- Exercise prompt
Find the lines holding "THAN" and copy them.

- Supplied material
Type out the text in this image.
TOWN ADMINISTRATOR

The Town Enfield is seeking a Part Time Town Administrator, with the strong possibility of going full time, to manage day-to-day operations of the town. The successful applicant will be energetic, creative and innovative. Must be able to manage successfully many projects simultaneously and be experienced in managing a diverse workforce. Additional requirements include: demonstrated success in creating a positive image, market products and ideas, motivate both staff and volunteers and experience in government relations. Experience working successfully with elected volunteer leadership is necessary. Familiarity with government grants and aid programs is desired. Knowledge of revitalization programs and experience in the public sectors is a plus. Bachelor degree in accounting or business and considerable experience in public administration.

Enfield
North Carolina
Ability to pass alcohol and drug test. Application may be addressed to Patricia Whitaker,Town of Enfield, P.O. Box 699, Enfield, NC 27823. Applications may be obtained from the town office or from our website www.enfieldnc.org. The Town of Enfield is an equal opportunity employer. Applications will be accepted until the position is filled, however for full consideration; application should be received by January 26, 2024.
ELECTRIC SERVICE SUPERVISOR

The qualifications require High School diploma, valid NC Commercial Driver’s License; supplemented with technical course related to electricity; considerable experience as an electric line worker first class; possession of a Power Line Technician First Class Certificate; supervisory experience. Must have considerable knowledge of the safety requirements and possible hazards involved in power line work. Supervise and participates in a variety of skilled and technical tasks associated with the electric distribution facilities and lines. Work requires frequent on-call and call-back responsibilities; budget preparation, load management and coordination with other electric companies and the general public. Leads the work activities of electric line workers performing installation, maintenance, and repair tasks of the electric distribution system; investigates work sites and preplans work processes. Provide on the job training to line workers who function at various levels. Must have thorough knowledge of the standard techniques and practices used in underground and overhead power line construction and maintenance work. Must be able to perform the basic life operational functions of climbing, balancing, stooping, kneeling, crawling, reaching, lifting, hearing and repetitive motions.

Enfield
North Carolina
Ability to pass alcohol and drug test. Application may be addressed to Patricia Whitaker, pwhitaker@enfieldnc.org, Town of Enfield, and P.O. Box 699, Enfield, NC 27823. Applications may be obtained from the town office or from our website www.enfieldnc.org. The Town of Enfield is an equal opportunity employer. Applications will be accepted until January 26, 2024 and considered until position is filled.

* * *

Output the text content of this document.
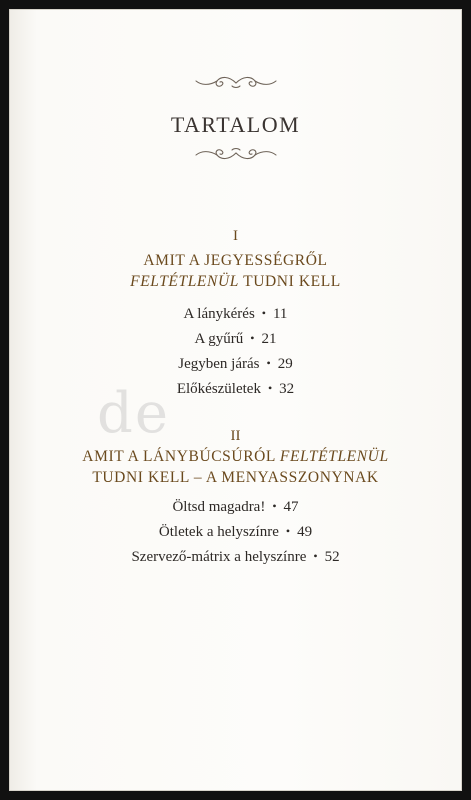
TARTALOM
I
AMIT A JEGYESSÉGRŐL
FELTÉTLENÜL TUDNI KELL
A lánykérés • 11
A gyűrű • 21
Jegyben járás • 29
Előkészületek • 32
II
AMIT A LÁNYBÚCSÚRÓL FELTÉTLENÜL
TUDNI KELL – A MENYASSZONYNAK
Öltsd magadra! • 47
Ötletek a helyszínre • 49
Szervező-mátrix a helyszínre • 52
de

==

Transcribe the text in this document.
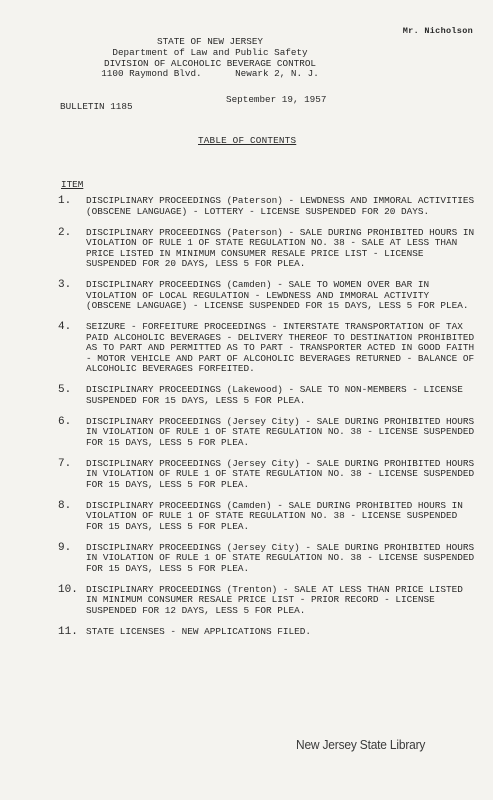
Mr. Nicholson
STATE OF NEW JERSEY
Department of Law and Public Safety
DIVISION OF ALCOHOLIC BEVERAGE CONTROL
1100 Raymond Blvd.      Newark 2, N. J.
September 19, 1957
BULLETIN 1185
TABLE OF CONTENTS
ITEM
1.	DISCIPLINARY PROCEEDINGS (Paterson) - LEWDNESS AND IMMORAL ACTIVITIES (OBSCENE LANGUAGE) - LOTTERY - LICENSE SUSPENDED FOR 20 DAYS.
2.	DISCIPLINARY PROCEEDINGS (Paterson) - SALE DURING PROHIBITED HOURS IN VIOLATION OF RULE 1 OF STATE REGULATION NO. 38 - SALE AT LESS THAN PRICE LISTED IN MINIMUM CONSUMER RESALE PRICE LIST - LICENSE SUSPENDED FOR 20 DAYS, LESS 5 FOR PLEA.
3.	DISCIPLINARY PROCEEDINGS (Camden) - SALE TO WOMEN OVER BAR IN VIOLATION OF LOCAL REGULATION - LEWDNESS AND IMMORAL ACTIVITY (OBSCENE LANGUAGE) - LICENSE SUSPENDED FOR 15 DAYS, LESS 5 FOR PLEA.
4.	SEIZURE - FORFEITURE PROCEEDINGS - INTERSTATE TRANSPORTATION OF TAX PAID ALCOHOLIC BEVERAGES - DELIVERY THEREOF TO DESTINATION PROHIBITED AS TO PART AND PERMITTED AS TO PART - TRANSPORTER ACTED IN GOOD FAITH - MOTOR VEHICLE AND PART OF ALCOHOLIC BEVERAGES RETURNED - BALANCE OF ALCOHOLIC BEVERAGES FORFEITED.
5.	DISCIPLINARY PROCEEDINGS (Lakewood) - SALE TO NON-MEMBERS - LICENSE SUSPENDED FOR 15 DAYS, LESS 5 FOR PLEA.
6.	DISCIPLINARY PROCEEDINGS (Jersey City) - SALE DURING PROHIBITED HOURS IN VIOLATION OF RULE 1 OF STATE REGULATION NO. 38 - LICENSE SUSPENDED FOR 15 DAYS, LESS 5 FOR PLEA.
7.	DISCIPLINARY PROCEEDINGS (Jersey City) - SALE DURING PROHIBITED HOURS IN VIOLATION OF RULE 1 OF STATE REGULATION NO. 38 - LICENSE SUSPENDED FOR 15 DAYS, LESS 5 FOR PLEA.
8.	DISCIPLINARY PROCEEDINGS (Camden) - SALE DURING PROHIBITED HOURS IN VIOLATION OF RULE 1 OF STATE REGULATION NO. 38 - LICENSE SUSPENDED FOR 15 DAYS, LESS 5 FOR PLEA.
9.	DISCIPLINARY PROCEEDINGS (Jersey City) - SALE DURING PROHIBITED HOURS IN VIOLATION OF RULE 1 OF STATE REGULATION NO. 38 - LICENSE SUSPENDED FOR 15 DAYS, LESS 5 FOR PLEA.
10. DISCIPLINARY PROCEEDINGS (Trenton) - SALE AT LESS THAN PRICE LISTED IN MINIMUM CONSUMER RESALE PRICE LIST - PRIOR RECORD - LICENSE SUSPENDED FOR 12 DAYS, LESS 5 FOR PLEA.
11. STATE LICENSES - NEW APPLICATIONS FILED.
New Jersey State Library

- Output below
2.	DISCIPLINARY PROCEEDINGS (Paterson) - SALE DURING PROHIBITED HOURS IN VIOLATION OF RULE 1 OF STATE REGULATION NO. 38 - SALE AT LESS THAN PRICE LISTED IN MINIMUM CONSUMER RESALE PRICE LIST - LICENSE SUSPENDED FOR 20 DAYS, LESS 5 FOR PLEA.
10. DISCIPLINARY PROCEEDINGS (Trenton) - SALE AT LESS THAN PRICE LISTED IN MINIMUM CONSUMER RESALE PRICE LIST - PRIOR RECORD - LICENSE SUSPENDED FOR 12 DAYS, LESS 5 FOR PLEA.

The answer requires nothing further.